Please repeat all of the listing exactly.

*Available records:*
···

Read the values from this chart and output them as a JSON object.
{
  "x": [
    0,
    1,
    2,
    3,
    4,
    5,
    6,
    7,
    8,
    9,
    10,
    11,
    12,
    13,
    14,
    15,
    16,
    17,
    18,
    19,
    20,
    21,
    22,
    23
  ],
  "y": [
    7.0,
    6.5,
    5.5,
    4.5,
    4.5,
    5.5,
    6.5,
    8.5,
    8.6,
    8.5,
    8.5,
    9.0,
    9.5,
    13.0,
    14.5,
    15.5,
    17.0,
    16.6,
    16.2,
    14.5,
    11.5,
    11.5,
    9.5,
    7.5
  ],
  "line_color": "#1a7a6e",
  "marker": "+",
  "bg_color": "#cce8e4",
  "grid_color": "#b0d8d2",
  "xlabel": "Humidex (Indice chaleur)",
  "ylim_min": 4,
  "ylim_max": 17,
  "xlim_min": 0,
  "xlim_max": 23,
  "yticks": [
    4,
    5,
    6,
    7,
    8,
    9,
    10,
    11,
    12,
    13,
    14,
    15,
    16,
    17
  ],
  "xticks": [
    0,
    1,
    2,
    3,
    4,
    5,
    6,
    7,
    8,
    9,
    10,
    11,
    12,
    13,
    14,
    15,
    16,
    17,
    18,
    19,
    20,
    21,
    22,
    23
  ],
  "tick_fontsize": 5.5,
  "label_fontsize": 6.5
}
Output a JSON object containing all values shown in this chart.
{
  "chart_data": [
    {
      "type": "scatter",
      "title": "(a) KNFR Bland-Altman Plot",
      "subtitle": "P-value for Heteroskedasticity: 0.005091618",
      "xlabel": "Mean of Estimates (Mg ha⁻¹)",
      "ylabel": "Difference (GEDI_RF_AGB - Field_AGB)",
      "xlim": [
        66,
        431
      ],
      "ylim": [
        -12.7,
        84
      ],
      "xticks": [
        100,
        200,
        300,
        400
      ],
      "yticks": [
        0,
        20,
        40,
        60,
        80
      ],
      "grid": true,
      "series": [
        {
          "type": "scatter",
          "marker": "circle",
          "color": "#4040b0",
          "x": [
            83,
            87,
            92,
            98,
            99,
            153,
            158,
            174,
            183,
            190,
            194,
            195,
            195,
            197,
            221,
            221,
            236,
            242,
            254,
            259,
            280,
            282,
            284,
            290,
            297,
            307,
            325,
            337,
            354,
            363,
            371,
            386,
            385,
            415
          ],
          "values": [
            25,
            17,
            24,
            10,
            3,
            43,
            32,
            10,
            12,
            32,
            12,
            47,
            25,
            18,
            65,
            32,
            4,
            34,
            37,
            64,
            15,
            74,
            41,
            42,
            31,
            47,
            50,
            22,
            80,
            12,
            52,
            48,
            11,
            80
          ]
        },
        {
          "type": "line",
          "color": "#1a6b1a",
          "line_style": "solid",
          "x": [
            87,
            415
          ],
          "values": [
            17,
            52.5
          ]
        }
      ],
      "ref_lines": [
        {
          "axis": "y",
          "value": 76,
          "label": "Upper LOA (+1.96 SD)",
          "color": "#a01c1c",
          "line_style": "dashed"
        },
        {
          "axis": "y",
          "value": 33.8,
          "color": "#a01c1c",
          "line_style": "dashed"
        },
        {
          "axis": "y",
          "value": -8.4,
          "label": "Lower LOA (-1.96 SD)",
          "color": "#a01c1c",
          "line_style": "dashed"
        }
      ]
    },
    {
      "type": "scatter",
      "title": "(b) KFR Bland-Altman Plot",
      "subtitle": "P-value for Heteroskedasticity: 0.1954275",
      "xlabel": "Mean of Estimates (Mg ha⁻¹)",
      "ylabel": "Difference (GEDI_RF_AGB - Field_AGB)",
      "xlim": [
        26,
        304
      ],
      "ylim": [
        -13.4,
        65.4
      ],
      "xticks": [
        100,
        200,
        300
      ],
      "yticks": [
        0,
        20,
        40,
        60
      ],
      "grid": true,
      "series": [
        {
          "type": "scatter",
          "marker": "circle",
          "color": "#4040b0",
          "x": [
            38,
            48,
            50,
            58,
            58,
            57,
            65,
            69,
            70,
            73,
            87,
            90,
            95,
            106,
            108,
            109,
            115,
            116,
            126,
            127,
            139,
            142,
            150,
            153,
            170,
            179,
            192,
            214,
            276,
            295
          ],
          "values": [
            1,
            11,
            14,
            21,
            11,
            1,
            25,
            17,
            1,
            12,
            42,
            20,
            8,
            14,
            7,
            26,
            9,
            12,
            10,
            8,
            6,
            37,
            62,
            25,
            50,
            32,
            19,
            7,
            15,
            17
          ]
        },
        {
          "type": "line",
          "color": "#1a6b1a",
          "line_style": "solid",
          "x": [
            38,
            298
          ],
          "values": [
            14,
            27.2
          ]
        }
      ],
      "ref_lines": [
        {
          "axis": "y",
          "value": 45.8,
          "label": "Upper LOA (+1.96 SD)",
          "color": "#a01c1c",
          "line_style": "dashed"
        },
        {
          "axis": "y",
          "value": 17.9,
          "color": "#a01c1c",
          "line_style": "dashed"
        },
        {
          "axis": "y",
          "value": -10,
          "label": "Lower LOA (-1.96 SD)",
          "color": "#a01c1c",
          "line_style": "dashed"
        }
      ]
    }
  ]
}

···

*Task solution:*
Read the values from this chart and output them as a JSON object.
{
  "x": [
    0,
    1,
    2,
    3,
    4,
    5,
    6,
    7,
    8,
    9,
    10,
    11,
    12,
    13,
    14,
    15,
    16,
    17,
    18,
    19,
    20,
    21,
    22,
    23
  ],
  "y": [
    7.0,
    6.5,
    5.5,
    4.5,
    4.5,
    5.5,
    6.5,
    8.5,
    8.6,
    8.5,
    8.5,
    9.0,
    9.5,
    13.0,
    14.5,
    15.5,
    17.0,
    16.6,
    16.2,
    14.5,
    11.5,
    11.5,
    9.5,
    7.5
  ],
  "line_color": "#1a7a6e",
  "marker": "+",
  "bg_color": "#cce8e4",
  "grid_color": "#b0d8d2",
  "xlabel": "Humidex (Indice chaleur)",
  "ylim_min": 4,
  "ylim_max": 17,
  "xlim_min": 0,
  "xlim_max": 23,
  "yticks": [
    4,
    5,
    6,
    7,
    8,
    9,
    10,
    11,
    12,
    13,
    14,
    15,
    16,
    17
  ],
  "xticks": [
    0,
    1,
    2,
    3,
    4,
    5,
    6,
    7,
    8,
    9,
    10,
    11,
    12,
    13,
    14,
    15,
    16,
    17,
    18,
    19,
    20,
    21,
    22,
    23
  ],
  "tick_fontsize": 5.5,
  "label_fontsize": 6.5
}
Output a JSON object containing all values shown in this chart.
{
  "chart_data": [
    {
      "type": "scatter",
      "title": "(a) KNFR Bland-Altman Plot",
      "subtitle": "P-value for Heteroskedasticity: 0.005091618",
      "xlabel": "Mean of Estimates (Mg ha⁻¹)",
      "ylabel": "Difference (GEDI_RF_AGB - Field_AGB)",
      "xlim": [
        66,
        431
      ],
      "ylim": [
        -12.7,
        84
      ],
      "xticks": [
        100,
        200,
        300,
        400
      ],
      "yticks": [
        0,
        20,
        40,
        60,
        80
      ],
      "grid": true,
      "series": [
        {
          "type": "scatter",
          "marker": "circle",
          "color": "#4040b0",
          "x": [
            83,
            87,
            92,
            98,
            99,
            153,
            158,
            174,
            183,
            190,
            194,
            195,
            195,
            197,
            221,
            221,
            236,
            242,
            254,
            259,
            280,
            282,
            284,
            290,
            297,
            307,
            325,
            337,
            354,
            363,
            371,
            386,
            385,
            415
          ],
          "values": [
            25,
            17,
            24,
            10,
            3,
            43,
            32,
            10,
            12,
            32,
            12,
            47,
            25,
            18,
            65,
            32,
            4,
            34,
            37,
            64,
            15,
            74,
            41,
            42,
            31,
            47,
            50,
            22,
            80,
            12,
            52,
            48,
            11,
            80
          ]
        },
        {
          "type": "line",
          "color": "#1a6b1a",
          "line_style": "solid",
          "x": [
            87,
            415
          ],
          "values": [
            17,
            52.5
          ]
        }
      ],
      "ref_lines": [
        {
          "axis": "y",
          "value": 76,
          "label": "Upper LOA (+1.96 SD)",
          "color": "#a01c1c",
          "line_style": "dashed"
        },
        {
          "axis": "y",
          "value": 33.8,
          "color": "#a01c1c",
          "line_style": "dashed"
        },
        {
          "axis": "y",
          "value": -8.4,
          "label": "Lower LOA (-1.96 SD)",
          "color": "#a01c1c",
          "line_style": "dashed"
        }
      ]
    },
    {
      "type": "scatter",
      "title": "(b) KFR Bland-Altman Plot",
      "subtitle": "P-value for Heteroskedasticity: 0.1954275",
      "xlabel": "Mean of Estimates (Mg ha⁻¹)",
      "ylabel": "Difference (GEDI_RF_AGB - Field_AGB)",
      "xlim": [
        26,
        304
      ],
      "ylim": [
        -13.4,
        65.4
      ],
      "xticks": [
        100,
        200,
        300
      ],
      "yticks": [
        0,
        20,
        40,
        60
      ],
      "grid": true,
      "series": [
        {
          "type": "scatter",
          "marker": "circle",
          "color": "#4040b0",
          "x": [
            38,
            48,
            50,
            58,
            58,
            57,
            65,
            69,
            70,
            73,
            87,
            90,
            95,
            106,
            108,
            109,
            115,
            116,
            126,
            127,
            139,
            142,
            150,
            153,
            170,
            179,
            192,
            214,
            276,
            295
          ],
          "values": [
            1,
            11,
            14,
            21,
            11,
            1,
            25,
            17,
            1,
            12,
            42,
            20,
            8,
            14,
            7,
            26,
            9,
            12,
            10,
            8,
            6,
            37,
            62,
            25,
            50,
            32,
            19,
            7,
            15,
            17
          ]
        },
        {
          "type": "line",
          "color": "#1a6b1a",
          "line_style": "solid",
          "x": [
            38,
            298
          ],
          "values": [
            14,
            27.2
          ]
        }
      ],
      "ref_lines": [
        {
          "axis": "y",
          "value": 45.8,
          "label": "Upper LOA (+1.96 SD)",
          "color": "#a01c1c",
          "line_style": "dashed"
        },
        {
          "axis": "y",
          "value": 17.9,
          "color": "#a01c1c",
          "line_style": "dashed"
        },
        {
          "axis": "y",
          "value": -10,
          "label": "Lower LOA (-1.96 SD)",
          "color": "#a01c1c",
          "line_style": "dashed"
        }
      ]
    }
  ]
}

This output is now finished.